*Exercise task:* Quote the entries that follow exactly, leaving none out.
==================================================
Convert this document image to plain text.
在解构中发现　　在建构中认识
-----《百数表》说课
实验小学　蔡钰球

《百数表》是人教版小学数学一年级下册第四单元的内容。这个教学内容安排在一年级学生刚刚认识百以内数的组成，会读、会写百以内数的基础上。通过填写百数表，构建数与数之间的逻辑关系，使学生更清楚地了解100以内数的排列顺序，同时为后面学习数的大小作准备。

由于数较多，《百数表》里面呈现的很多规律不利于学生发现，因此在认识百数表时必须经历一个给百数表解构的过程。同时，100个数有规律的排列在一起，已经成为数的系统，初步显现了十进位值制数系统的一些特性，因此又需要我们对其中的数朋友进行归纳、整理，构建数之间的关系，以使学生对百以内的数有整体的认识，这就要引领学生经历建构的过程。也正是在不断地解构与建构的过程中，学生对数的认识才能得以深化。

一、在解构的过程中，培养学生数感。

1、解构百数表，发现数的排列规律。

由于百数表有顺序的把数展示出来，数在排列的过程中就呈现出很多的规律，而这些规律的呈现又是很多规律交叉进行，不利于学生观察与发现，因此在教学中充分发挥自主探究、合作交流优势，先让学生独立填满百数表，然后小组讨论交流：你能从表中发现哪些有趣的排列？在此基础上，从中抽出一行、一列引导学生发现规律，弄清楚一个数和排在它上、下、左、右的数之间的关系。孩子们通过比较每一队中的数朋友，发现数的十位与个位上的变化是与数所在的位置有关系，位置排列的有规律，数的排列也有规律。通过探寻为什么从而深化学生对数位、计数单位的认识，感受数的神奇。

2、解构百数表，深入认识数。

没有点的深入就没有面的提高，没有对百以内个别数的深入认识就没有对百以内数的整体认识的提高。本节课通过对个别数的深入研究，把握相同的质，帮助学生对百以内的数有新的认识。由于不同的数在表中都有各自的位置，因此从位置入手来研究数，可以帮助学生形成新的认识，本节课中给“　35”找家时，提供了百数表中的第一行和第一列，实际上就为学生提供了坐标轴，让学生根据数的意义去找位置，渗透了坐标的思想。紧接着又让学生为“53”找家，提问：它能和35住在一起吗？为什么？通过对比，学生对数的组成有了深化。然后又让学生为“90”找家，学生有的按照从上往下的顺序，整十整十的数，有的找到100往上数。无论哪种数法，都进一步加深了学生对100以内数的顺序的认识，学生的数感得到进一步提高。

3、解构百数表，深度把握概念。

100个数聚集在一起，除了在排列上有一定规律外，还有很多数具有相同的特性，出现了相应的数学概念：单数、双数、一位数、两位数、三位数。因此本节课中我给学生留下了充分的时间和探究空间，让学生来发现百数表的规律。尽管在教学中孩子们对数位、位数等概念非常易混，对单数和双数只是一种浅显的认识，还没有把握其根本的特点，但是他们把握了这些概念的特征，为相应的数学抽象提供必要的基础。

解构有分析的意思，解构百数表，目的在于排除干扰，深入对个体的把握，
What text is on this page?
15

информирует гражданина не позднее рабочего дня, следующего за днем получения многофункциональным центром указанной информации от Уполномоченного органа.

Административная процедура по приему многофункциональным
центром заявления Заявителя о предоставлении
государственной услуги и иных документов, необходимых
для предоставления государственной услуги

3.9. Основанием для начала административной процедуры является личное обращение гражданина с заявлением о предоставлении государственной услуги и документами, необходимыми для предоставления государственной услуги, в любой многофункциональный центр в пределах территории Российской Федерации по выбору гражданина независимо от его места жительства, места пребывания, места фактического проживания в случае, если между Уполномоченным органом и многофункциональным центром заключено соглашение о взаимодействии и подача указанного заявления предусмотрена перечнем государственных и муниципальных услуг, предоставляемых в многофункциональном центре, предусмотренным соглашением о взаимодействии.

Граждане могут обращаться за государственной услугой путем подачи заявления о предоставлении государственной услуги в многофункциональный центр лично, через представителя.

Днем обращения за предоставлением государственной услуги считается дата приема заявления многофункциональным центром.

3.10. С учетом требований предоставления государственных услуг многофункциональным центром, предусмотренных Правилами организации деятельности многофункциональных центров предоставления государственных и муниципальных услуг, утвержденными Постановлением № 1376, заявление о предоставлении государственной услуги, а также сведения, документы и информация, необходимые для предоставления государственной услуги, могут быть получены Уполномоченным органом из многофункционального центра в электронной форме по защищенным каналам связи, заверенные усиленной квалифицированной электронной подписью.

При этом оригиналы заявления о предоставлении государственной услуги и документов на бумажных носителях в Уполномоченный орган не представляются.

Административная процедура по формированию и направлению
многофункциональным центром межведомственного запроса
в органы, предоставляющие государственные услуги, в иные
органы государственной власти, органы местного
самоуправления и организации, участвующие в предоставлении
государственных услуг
==================================================
*Correct output:*
Convert this document image to plain text.
在解构中发现　　在建构中认识
-----《百数表》说课
实验小学　蔡钰球

《百数表》是人教版小学数学一年级下册第四单元的内容。这个教学内容安排在一年级学生刚刚认识百以内数的组成，会读、会写百以内数的基础上。通过填写百数表，构建数与数之间的逻辑关系，使学生更清楚地了解100以内数的排列顺序，同时为后面学习数的大小作准备。

由于数较多，《百数表》里面呈现的很多规律不利于学生发现，因此在认识百数表时必须经历一个给百数表解构的过程。同时，100个数有规律的排列在一起，已经成为数的系统，初步显现了十进位值制数系统的一些特性，因此又需要我们对其中的数朋友进行归纳、整理，构建数之间的关系，以使学生对百以内的数有整体的认识，这就要引领学生经历建构的过程。也正是在不断地解构与建构的过程中，学生对数的认识才能得以深化。

一、在解构的过程中，培养学生数感。

1、解构百数表，发现数的排列规律。

由于百数表有顺序的把数展示出来，数在排列的过程中就呈现出很多的规律，而这些规律的呈现又是很多规律交叉进行，不利于学生观察与发现，因此在教学中充分发挥自主探究、合作交流优势，先让学生独立填满百数表，然后小组讨论交流：你能从表中发现哪些有趣的排列？在此基础上，从中抽出一行、一列引导学生发现规律，弄清楚一个数和排在它上、下、左、右的数之间的关系。孩子们通过比较每一队中的数朋友，发现数的十位与个位上的变化是与数所在的位置有关系，位置排列的有规律，数的排列也有规律。通过探寻为什么从而深化学生对数位、计数单位的认识，感受数的神奇。

2、解构百数表，深入认识数。

没有点的深入就没有面的提高，没有对百以内个别数的深入认识就没有对百以内数的整体认识的提高。本节课通过对个别数的深入研究，把握相同的质，帮助学生对百以内的数有新的认识。由于不同的数在表中都有各自的位置，因此从位置入手来研究数，可以帮助学生形成新的认识，本节课中给“　35”找家时，提供了百数表中的第一行和第一列，实际上就为学生提供了坐标轴，让学生根据数的意义去找位置，渗透了坐标的思想。紧接着又让学生为“53”找家，提问：它能和35住在一起吗？为什么？通过对比，学生对数的组成有了深化。然后又让学生为“90”找家，学生有的按照从上往下的顺序，整十整十的数，有的找到100往上数。无论哪种数法，都进一步加深了学生对100以内数的顺序的认识，学生的数感得到进一步提高。

3、解构百数表，深度把握概念。

100个数聚集在一起，除了在排列上有一定规律外，还有很多数具有相同的特性，出现了相应的数学概念：单数、双数、一位数、两位数、三位数。因此本节课中我给学生留下了充分的时间和探究空间，让学生来发现百数表的规律。尽管在教学中孩子们对数位、位数等概念非常易混，对单数和双数只是一种浅显的认识，还没有把握其根本的特点，但是他们把握了这些概念的特征，为相应的数学抽象提供必要的基础。

解构有分析的意思，解构百数表，目的在于排除干扰，深入对个体的把握，
What text is on this page?
15

информирует гражданина не позднее рабочего дня, следующего за днем получения многофункциональным центром указанной информации от Уполномоченного органа.

Административная процедура по приему многофункциональным
центром заявления Заявителя о предоставлении
государственной услуги и иных документов, необходимых
для предоставления государственной услуги

3.9. Основанием для начала административной процедуры является личное обращение гражданина с заявлением о предоставлении государственной услуги и документами, необходимыми для предоставления государственной услуги, в любой многофункциональный центр в пределах территории Российской Федерации по выбору гражданина независимо от его места жительства, места пребывания, места фактического проживания в случае, если между Уполномоченным органом и многофункциональным центром заключено соглашение о взаимодействии и подача указанного заявления предусмотрена перечнем государственных и муниципальных услуг, предоставляемых в многофункциональном центре, предусмотренным соглашением о взаимодействии.

Граждане могут обращаться за государственной услугой путем подачи заявления о предоставлении государственной услуги в многофункциональный центр лично, через представителя.

Днем обращения за предоставлением государственной услуги считается дата приема заявления многофункциональным центром.

3.10. С учетом требований предоставления государственных услуг многофункциональным центром, предусмотренных Правилами организации деятельности многофункциональных центров предоставления государственных и муниципальных услуг, утвержденными Постановлением № 1376, заявление о предоставлении государственной услуги, а также сведения, документы и информация, необходимые для предоставления государственной услуги, могут быть получены Уполномоченным органом из многофункционального центра в электронной форме по защищенным каналам связи, заверенные усиленной квалифицированной электронной подписью.

При этом оригиналы заявления о предоставлении государственной услуги и документов на бумажных носителях в Уполномоченный орган не представляются.

Административная процедура по формированию и направлению
многофункциональным центром межведомственного запроса
в органы, предоставляющие государственные услуги, в иные
органы государственной власти, органы местного
самоуправления и организации, участвующие в предоставлении
государственных услуг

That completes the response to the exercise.